→ YOUR TASK:
Copy each line of the records that contains the word "Temporal".

→ DATA FOR THE TASK:
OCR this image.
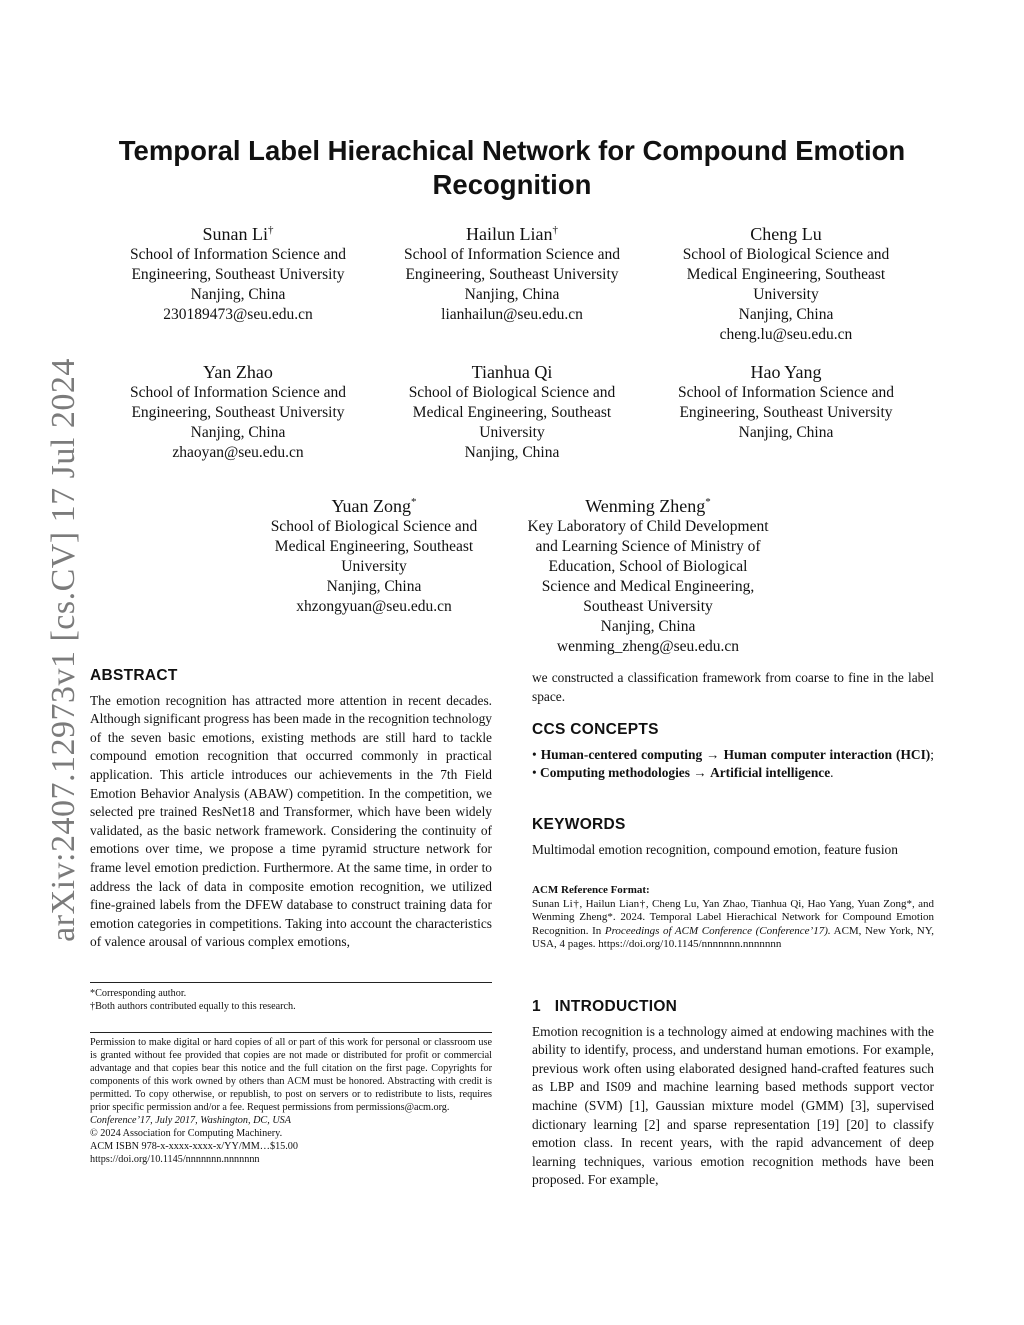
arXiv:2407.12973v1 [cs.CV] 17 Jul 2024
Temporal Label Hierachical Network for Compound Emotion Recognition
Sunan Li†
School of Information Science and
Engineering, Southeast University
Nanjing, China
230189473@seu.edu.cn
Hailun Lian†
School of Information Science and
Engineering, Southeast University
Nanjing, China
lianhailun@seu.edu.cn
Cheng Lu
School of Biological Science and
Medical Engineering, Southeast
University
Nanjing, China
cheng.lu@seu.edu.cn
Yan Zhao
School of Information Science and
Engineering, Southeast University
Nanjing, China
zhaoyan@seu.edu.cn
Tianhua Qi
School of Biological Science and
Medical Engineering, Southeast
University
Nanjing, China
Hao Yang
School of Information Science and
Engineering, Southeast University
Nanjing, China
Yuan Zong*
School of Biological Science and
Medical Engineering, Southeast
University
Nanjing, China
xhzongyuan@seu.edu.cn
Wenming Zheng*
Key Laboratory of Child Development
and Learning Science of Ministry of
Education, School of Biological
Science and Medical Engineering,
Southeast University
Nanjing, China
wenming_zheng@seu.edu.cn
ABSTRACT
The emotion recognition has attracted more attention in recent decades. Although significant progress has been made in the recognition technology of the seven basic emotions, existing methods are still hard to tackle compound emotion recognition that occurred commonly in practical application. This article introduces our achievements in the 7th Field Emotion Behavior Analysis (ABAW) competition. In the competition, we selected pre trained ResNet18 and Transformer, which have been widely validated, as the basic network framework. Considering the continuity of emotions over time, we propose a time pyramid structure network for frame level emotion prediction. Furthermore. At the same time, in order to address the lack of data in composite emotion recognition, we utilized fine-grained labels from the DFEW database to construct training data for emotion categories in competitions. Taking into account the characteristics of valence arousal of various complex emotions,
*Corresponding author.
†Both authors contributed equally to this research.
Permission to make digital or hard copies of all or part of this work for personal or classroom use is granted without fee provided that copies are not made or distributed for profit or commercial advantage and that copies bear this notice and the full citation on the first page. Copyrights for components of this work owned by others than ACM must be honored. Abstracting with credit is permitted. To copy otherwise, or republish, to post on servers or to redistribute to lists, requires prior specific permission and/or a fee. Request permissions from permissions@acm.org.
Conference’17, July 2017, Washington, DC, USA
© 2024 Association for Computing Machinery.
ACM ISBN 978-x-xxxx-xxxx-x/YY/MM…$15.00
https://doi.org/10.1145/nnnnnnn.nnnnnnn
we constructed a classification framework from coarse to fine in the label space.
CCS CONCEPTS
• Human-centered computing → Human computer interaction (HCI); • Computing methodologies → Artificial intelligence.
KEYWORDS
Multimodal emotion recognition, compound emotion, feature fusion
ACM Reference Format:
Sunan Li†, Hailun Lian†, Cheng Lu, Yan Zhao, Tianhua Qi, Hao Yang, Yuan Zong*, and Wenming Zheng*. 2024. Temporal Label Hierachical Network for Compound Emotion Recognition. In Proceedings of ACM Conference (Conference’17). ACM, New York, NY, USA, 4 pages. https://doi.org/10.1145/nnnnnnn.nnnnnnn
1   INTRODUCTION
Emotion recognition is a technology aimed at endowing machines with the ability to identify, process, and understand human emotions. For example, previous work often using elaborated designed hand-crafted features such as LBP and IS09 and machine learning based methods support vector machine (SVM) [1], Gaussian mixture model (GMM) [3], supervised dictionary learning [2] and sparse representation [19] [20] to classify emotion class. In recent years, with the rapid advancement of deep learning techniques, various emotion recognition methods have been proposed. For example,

→ RESPONSE TO THIS EXERCISE:
Temporal Label Hierachical Network for Compound Emotion Recognition
Sunan Li†, Hailun Lian†, Cheng Lu, Yan Zhao, Tianhua Qi, Hao Yang, Yuan Zong*, and Wenming Zheng*. 2024. Temporal Label Hierachical Network for Compound Emotion Recognition. In Proceedings of ACM Conference (Conference’17). ACM, New York, NY, USA, 4 pages. https://doi.org/10.1145/nnnnnnn.nnnnnnn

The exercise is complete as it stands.